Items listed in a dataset
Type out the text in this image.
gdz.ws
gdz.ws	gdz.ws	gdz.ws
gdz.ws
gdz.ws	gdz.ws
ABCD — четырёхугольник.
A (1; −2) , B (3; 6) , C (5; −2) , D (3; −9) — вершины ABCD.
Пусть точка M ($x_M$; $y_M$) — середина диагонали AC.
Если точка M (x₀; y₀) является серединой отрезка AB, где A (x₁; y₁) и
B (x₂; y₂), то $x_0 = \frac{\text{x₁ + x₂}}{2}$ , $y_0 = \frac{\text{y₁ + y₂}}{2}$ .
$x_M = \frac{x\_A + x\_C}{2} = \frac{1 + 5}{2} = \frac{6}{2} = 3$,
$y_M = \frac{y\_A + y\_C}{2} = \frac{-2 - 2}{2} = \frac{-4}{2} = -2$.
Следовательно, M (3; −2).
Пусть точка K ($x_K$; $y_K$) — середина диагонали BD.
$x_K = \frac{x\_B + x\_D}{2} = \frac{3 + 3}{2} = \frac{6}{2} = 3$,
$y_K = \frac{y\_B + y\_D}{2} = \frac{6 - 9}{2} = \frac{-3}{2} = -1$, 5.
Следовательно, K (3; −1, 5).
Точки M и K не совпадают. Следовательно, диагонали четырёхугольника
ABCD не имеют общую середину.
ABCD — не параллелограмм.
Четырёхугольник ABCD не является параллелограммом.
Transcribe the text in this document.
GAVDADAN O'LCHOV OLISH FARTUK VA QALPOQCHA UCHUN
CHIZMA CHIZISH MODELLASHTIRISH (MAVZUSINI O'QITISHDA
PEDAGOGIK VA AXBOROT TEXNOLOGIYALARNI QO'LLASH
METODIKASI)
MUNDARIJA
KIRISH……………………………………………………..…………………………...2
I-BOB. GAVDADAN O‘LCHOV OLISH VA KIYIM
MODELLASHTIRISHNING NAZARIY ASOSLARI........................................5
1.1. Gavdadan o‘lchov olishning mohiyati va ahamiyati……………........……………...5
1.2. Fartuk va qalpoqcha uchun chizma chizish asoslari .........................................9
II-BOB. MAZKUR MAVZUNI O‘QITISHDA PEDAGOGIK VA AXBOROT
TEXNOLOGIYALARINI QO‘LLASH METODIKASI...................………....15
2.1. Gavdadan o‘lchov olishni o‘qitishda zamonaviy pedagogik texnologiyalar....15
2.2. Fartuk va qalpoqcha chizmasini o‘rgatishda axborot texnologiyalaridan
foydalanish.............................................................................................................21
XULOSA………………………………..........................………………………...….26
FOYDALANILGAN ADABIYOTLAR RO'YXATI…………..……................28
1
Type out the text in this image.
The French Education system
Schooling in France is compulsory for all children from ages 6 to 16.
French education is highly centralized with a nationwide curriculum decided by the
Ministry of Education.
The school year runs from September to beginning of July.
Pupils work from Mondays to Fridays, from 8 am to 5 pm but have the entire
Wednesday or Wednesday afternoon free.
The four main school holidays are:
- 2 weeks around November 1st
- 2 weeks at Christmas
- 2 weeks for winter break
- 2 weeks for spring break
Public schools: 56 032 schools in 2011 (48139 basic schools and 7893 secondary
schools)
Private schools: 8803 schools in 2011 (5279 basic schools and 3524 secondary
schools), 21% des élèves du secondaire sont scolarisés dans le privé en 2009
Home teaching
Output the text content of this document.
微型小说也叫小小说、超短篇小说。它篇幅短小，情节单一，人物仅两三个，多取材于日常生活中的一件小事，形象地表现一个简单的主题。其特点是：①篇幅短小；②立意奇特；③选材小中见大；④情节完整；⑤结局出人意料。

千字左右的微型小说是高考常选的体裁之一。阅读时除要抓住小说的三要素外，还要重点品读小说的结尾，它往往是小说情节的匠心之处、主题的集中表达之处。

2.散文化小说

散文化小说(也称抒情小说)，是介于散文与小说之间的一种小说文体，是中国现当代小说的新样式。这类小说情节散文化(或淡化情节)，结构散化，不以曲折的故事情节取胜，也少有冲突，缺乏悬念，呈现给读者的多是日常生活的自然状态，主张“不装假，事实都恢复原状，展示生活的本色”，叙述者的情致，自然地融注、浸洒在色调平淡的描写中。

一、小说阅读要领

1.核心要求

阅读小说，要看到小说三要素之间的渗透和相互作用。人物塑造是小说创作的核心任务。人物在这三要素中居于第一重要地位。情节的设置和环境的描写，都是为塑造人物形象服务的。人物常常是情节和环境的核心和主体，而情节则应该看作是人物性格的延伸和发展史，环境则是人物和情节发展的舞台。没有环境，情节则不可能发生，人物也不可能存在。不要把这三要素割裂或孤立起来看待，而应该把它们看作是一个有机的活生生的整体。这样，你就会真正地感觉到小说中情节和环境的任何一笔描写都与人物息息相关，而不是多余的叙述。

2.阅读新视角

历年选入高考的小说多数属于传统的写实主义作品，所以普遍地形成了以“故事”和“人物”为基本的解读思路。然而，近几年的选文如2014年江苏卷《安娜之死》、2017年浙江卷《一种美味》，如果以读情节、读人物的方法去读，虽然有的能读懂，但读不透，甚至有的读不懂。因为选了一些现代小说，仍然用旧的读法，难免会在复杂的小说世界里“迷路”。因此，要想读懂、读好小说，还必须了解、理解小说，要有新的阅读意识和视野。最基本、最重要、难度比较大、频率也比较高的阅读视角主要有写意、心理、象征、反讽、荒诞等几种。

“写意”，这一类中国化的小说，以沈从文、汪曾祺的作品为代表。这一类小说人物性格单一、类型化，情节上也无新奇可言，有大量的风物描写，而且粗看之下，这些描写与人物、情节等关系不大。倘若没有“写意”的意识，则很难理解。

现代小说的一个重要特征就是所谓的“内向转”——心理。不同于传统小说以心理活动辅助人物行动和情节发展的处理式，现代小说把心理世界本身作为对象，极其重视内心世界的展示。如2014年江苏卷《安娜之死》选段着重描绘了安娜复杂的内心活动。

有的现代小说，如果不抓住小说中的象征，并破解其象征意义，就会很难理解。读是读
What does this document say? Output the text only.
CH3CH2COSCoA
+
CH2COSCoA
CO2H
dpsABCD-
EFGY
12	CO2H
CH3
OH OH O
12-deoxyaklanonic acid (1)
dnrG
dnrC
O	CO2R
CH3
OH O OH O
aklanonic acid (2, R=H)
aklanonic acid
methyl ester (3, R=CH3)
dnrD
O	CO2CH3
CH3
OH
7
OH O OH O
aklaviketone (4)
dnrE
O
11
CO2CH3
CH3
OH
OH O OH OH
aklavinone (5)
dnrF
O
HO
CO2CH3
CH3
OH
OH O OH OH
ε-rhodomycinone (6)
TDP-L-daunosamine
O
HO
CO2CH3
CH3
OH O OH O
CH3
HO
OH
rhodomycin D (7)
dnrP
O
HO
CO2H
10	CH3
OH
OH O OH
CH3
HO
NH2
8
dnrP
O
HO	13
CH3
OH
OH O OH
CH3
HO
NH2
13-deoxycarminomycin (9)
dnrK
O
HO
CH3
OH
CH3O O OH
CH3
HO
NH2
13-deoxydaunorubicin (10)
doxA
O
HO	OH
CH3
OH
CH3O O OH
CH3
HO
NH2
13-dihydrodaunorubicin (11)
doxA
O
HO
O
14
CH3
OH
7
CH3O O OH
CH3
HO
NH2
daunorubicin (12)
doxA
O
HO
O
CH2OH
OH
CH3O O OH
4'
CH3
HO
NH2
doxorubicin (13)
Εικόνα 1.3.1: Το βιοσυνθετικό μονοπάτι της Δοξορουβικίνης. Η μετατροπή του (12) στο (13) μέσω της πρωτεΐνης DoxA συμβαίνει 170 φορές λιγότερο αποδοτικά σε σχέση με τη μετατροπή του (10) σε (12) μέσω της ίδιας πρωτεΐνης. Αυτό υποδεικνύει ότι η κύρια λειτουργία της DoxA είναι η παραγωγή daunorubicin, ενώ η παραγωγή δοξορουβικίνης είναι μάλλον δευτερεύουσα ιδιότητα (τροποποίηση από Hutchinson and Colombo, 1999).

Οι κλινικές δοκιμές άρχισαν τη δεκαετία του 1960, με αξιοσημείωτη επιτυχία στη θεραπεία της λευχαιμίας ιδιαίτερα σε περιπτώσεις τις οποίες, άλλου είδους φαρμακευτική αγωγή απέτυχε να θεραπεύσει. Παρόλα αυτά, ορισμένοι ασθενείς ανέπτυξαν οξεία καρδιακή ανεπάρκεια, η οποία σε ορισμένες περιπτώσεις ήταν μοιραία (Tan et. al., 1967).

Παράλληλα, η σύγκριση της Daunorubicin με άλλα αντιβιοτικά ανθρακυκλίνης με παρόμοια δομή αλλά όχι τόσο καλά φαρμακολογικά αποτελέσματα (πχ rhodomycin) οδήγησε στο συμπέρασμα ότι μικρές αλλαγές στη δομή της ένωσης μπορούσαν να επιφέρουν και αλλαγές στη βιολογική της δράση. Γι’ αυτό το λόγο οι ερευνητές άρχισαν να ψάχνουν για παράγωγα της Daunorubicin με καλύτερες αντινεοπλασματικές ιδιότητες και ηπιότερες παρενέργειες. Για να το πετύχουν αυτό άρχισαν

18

Objective:
Check each line of the listing above for the string "basic", then report only how many lines have it.

Solution below:
2